Task requirements:
In the copy, include every record below exactly as it appears, but no pictures.
________
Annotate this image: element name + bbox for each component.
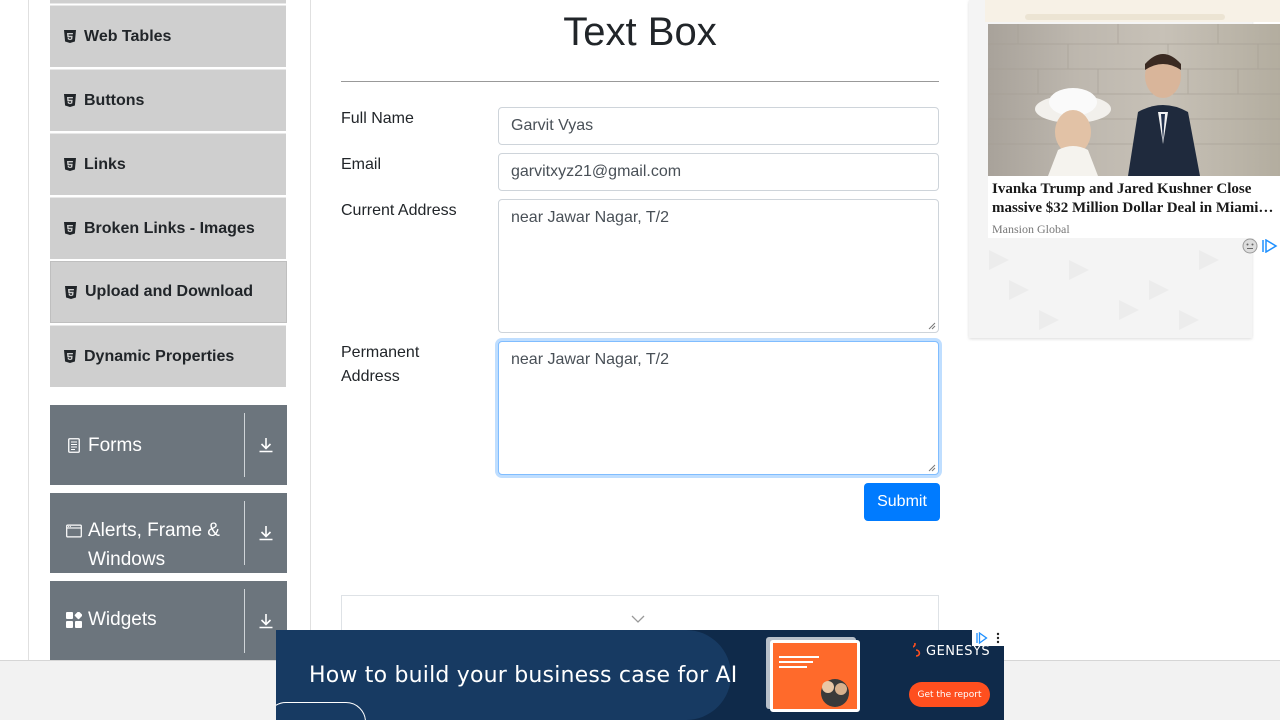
sidebar-item-label: Buttons	[84, 91, 145, 109]
feedback-icon[interactable]	[1242, 238, 1258, 254]
sidebar-item-broken-links[interactable]: Broken Links - Images	[50, 197, 286, 259]
ad-caption[interactable]: Ivanka Trump and Jared Kushner Close mas…	[988, 176, 1280, 238]
sidebar-item-buttons[interactable]: Buttons	[50, 69, 286, 131]
chevron-down-icon[interactable]	[630, 614, 646, 624]
adchoices-icon[interactable]	[1262, 239, 1278, 253]
permanent-address-label: Permanent Address	[341, 344, 420, 385]
group-label: Forms	[88, 434, 142, 456]
current-address-label: Current Address	[341, 202, 457, 219]
download-toggle-icon[interactable]	[245, 493, 287, 573]
sidebar-item-label: Dynamic Properties	[84, 347, 235, 365]
window-icon	[66, 523, 82, 539]
group-label: Alerts, Frame & Windows	[88, 520, 220, 570]
container-border	[28, 0, 29, 660]
current-address-value: near Jawar Nagar, T/2	[511, 209, 670, 226]
sidebar-item-label: Upload and Download	[85, 283, 253, 300]
sidebar-item-label: Broken Links - Images	[84, 219, 255, 237]
group-label: Widgets	[88, 609, 157, 630]
sidebar-item-partial[interactable]	[50, 0, 286, 4]
genesys-logo-icon	[908, 640, 921, 657]
sidebar-item-links[interactable]: Links	[50, 133, 286, 195]
html5-icon	[65, 285, 77, 299]
ad-strip	[985, 0, 1280, 22]
full-name-input[interactable]: Garvit Vyas	[498, 107, 939, 145]
html5-icon	[64, 222, 76, 235]
group-header[interactable]: Widgets	[50, 581, 244, 661]
report-cover-graphic	[779, 656, 849, 707]
ad-source: Mansion Global	[992, 222, 1070, 236]
ad-choices[interactable]	[1242, 238, 1278, 254]
resize-grip-icon[interactable]	[928, 464, 936, 472]
sidebar-group-forms[interactable]: Forms	[50, 405, 287, 485]
sidebar-group-alerts[interactable]: Alerts, Frame & Windows	[50, 493, 287, 573]
page: Web Tables Buttons Links Broken Links - …	[0, 0, 1280, 720]
sidebar-border	[310, 0, 311, 660]
html5-icon	[64, 350, 76, 363]
sidebar-item-label: Links	[84, 155, 126, 173]
html5-icon	[64, 30, 76, 43]
ad-photo[interactable]	[988, 24, 1280, 176]
ad-strip-bar	[1025, 14, 1225, 20]
sidebar-item-upload-download[interactable]: Upload and Download	[50, 261, 287, 323]
current-address-textarea[interactable]: near Jawar Nagar, T/2	[498, 199, 939, 333]
html5-icon	[64, 94, 76, 107]
ad-pill-shape	[276, 702, 366, 720]
email-input[interactable]: garvitxyz21@gmail.com	[498, 153, 939, 191]
email-label: Email	[341, 156, 382, 173]
page-title: Text Box	[563, 10, 717, 54]
adchoices-icon[interactable]	[976, 632, 988, 644]
html5-icon	[64, 158, 76, 171]
permanent-address-value: near Jawar Nagar, T/2	[511, 351, 670, 368]
ad-cta-button[interactable]: Get the report	[909, 682, 990, 707]
full-name-label: Full Name	[341, 110, 414, 127]
sidebar-item-label: Web Tables	[84, 27, 172, 45]
sidebar-item-web-tables[interactable]: Web Tables	[50, 5, 286, 67]
download-toggle-icon[interactable]	[245, 405, 287, 485]
resize-grip-icon[interactable]	[928, 322, 936, 330]
ad-bottom-headline[interactable]: How to build your business case for AI	[309, 663, 737, 688]
submit-button[interactable]: Submit	[864, 483, 940, 521]
sidebar-group-widgets[interactable]: Widgets	[50, 581, 287, 661]
ad-bottom-banner[interactable]: How to build your business case for AI G…	[276, 630, 1004, 720]
ad-bottom-choices[interactable]	[972, 630, 1004, 646]
divider	[244, 413, 245, 477]
ad-brand-name: GENESYS	[926, 644, 991, 659]
title-divider	[341, 81, 939, 82]
ad-report-image	[770, 640, 860, 712]
more-options-icon[interactable]	[996, 632, 1000, 644]
group-header[interactable]: Alerts, Frame & Windows	[50, 493, 244, 573]
ad-photo-image	[988, 24, 1280, 176]
group-header[interactable]: Forms	[50, 405, 244, 485]
ad-headline[interactable]: Ivanka Trump and Jared Kushner Close mas…	[992, 180, 1276, 218]
divider	[244, 501, 245, 565]
sidebar-item-dynamic-properties[interactable]: Dynamic Properties	[50, 325, 286, 387]
divider	[244, 589, 245, 653]
widgets-icon	[66, 612, 82, 628]
form-icon	[66, 437, 82, 453]
permanent-address-textarea[interactable]: near Jawar Nagar, T/2	[498, 341, 939, 475]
________
Result for this task:
Annotate this image: element name + bbox for each component.
sidebar-item-label: Buttons	[84, 91, 145, 109]
feedback-icon[interactable]	[1242, 238, 1258, 254]
sidebar-item-broken-links[interactable]: Broken Links - Images	[50, 197, 286, 259]
ad-caption[interactable]: Ivanka Trump and Jared Kushner Close mas…	[988, 176, 1280, 238]
sidebar-item-buttons[interactable]: Buttons	[50, 69, 286, 131]
chevron-down-icon[interactable]	[630, 614, 646, 624]
adchoices-icon[interactable]	[1262, 239, 1278, 253]
permanent-address-label: Permanent Address	[341, 344, 420, 385]
group-label: Forms	[88, 434, 142, 456]
current-address-label: Current Address	[341, 202, 457, 219]
download-toggle-icon[interactable]	[245, 493, 287, 573]
sidebar-item-label: Dynamic Properties	[84, 347, 235, 365]
window-icon	[66, 523, 82, 539]
group-label: Alerts, Frame & Windows	[88, 520, 220, 570]
container-border	[28, 0, 29, 660]
current-address-value: near Jawar Nagar, T/2	[511, 209, 670, 226]
sidebar-item-label: Upload and Download	[85, 283, 253, 300]
sidebar-item-label: Broken Links - Images	[84, 219, 255, 237]
group-label: Widgets	[88, 609, 157, 630]
sidebar-item-partial[interactable]	[50, 0, 286, 4]
genesys-logo-icon	[908, 640, 921, 657]
sidebar-item-links[interactable]: Links	[50, 133, 286, 195]
html5-icon	[65, 285, 77, 299]
ad-strip	[985, 0, 1280, 22]
full-name-input[interactable]: Garvit Vyas	[498, 107, 939, 145]
html5-icon	[64, 222, 76, 235]
group-header[interactable]: Widgets	[50, 581, 244, 661]
report-cover-graphic	[779, 656, 849, 707]
ad-source: Mansion Global	[992, 222, 1070, 236]
ad-choices[interactable]	[1242, 238, 1278, 254]
resize-grip-icon[interactable]	[928, 464, 936, 472]
sidebar-group-forms[interactable]: Forms	[50, 405, 287, 485]
sidebar-group-alerts[interactable]: Alerts, Frame & Windows	[50, 493, 287, 573]
page: Web Tables Buttons Links Broken Links - …	[0, 0, 1280, 720]
sidebar-border	[310, 0, 311, 660]
html5-icon	[64, 350, 76, 363]
sidebar-item-label: Links	[84, 155, 126, 173]
html5-icon	[64, 30, 76, 43]
ad-photo[interactable]	[988, 24, 1280, 176]
ad-strip-bar	[1025, 14, 1225, 20]
sidebar-item-upload-download[interactable]: Upload and Download	[50, 261, 287, 323]
current-address-textarea[interactable]: near Jawar Nagar, T/2	[498, 199, 939, 333]
html5-icon	[64, 94, 76, 107]
ad-pill-shape	[276, 702, 366, 720]
email-input[interactable]: garvitxyz21@gmail.com	[498, 153, 939, 191]
email-label: Email	[341, 156, 382, 173]
page-title: Text Box	[563, 10, 717, 54]
adchoices-icon[interactable]	[976, 632, 988, 644]
html5-icon	[64, 158, 76, 171]
permanent-address-value: near Jawar Nagar, T/2	[511, 351, 670, 368]
ad-cta-button[interactable]: Get the report	[909, 682, 990, 707]
full-name-label: Full Name	[341, 110, 414, 127]
sidebar-item-label: Web Tables	[84, 27, 172, 45]
sidebar-item-web-tables[interactable]: Web Tables	[50, 5, 286, 67]
download-toggle-icon[interactable]	[245, 405, 287, 485]
resize-grip-icon[interactable]	[928, 322, 936, 330]
ad-bottom-headline[interactable]: How to build your business case for AI	[309, 663, 737, 688]
submit-button[interactable]: Submit	[864, 483, 940, 521]
sidebar-group-widgets[interactable]: Widgets	[50, 581, 287, 661]
ad-bottom-banner[interactable]: How to build your business case for AI G…	[276, 630, 1004, 720]
ad-bottom-choices[interactable]	[972, 630, 1004, 646]
divider	[244, 413, 245, 477]
ad-brand-name: GENESYS	[926, 644, 991, 659]
title-divider	[341, 81, 939, 82]
ad-report-image	[770, 640, 860, 712]
more-options-icon[interactable]	[996, 632, 1000, 644]
group-header[interactable]: Alerts, Frame & Windows	[50, 493, 244, 573]
ad-photo-image	[988, 24, 1280, 176]
group-header[interactable]: Forms	[50, 405, 244, 485]
ad-headline[interactable]: Ivanka Trump and Jared Kushner Close mas…	[992, 180, 1276, 218]
divider	[244, 501, 245, 565]
sidebar-item-dynamic-properties[interactable]: Dynamic Properties	[50, 325, 286, 387]
divider	[244, 589, 245, 653]
widgets-icon	[66, 612, 82, 628]
form-icon	[66, 437, 82, 453]
permanent-address-textarea[interactable]: near Jawar Nagar, T/2	[498, 341, 939, 475]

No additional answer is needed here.